= TASK STATEMENT =
Identify each line containing the word "screenshot" and copy it.

= MATERIAL TO PROCESS =
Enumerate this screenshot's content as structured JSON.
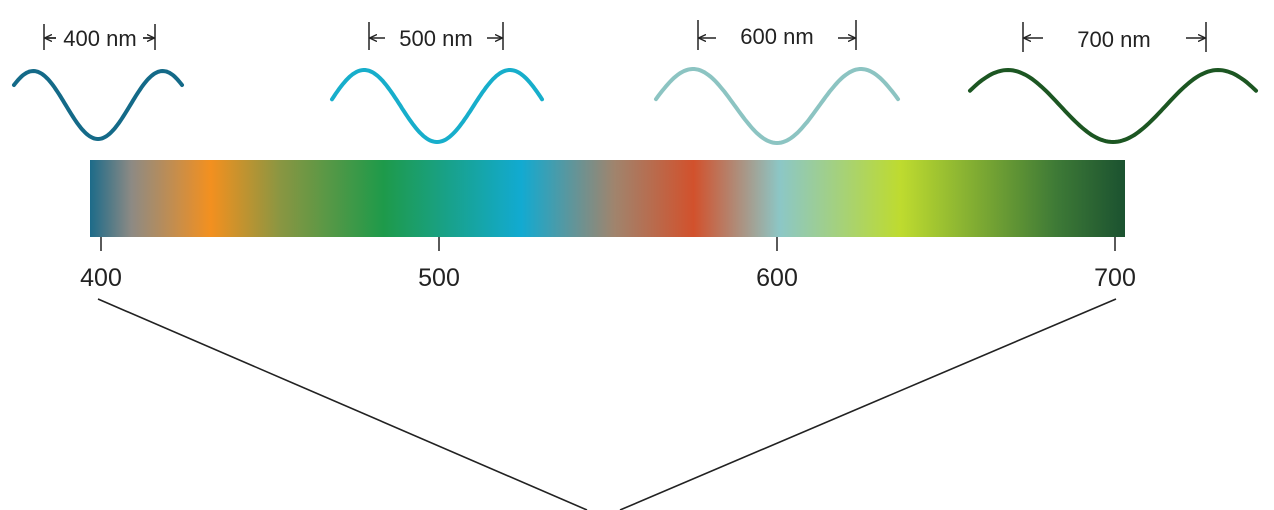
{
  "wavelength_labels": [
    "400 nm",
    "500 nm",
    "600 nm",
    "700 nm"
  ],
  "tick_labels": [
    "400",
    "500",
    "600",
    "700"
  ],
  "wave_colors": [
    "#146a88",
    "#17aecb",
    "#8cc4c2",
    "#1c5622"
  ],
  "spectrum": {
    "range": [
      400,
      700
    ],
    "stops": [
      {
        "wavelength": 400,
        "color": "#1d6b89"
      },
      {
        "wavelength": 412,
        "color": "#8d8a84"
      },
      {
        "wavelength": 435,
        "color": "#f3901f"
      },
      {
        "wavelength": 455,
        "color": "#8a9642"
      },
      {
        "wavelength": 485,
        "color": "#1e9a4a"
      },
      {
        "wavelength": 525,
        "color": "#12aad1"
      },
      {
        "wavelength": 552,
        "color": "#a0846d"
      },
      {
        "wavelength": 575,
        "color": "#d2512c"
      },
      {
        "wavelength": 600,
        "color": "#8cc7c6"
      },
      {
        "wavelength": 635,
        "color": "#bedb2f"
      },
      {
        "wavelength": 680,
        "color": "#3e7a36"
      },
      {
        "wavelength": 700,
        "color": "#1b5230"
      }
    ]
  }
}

--

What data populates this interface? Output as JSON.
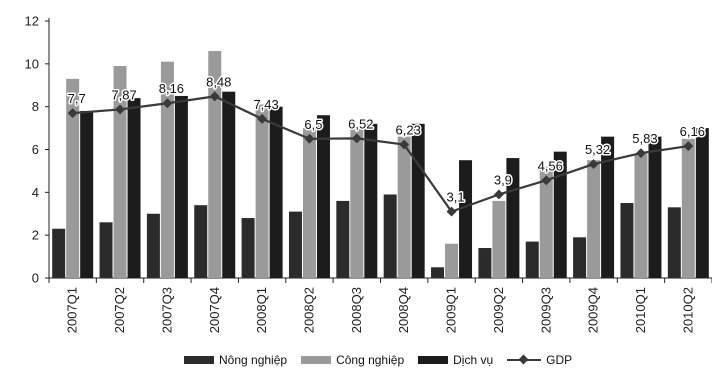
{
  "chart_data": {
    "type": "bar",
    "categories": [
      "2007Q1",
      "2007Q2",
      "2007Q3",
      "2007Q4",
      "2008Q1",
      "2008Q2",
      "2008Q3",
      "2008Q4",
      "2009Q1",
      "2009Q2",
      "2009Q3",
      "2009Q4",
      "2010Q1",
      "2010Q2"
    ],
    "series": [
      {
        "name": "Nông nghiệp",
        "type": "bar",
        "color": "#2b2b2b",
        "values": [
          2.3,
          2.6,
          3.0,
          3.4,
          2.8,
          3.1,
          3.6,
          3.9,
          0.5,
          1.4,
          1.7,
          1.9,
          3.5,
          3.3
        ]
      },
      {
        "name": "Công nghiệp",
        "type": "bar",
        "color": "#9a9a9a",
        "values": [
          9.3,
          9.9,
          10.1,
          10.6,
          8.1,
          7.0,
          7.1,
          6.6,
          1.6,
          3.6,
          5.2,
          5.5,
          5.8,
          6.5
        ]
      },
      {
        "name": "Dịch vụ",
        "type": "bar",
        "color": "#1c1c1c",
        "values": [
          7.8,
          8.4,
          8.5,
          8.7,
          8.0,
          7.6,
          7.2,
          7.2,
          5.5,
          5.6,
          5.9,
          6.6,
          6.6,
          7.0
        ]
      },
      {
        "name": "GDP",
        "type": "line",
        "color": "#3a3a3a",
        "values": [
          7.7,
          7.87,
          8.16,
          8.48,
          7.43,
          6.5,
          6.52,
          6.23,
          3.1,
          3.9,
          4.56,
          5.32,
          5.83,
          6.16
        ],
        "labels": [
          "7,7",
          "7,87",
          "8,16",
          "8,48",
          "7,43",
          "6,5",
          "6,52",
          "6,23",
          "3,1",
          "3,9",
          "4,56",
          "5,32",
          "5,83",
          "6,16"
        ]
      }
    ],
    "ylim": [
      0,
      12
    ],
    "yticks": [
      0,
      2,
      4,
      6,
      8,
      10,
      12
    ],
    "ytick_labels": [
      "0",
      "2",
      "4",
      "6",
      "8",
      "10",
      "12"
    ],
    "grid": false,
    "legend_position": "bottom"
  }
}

---

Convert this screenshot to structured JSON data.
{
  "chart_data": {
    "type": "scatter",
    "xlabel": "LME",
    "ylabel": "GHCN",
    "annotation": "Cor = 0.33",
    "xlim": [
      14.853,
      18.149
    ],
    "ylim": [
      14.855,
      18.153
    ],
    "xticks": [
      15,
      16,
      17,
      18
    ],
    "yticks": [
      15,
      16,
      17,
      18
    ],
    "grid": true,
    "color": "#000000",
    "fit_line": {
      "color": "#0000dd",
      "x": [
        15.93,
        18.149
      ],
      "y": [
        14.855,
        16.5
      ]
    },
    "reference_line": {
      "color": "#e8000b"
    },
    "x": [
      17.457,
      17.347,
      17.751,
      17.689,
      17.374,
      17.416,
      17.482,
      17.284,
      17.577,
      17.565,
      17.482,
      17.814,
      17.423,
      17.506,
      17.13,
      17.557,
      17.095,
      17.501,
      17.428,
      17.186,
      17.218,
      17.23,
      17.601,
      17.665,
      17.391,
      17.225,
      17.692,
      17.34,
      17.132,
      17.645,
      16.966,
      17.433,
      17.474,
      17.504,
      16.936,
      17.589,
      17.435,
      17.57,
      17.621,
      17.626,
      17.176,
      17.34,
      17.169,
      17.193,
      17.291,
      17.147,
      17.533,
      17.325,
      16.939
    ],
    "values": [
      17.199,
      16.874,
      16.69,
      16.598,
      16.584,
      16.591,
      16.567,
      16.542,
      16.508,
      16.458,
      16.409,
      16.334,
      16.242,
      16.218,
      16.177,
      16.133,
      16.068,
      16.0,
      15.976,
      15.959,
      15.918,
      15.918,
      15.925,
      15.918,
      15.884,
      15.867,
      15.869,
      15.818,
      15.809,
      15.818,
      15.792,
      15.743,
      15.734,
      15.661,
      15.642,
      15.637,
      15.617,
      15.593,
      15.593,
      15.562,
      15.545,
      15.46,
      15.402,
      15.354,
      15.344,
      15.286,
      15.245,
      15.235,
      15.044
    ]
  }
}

= OUTPUT OF THE TASK =
Enumerate this screenshot's content as structured JSON.
Convert this screenshot to structured JSON data.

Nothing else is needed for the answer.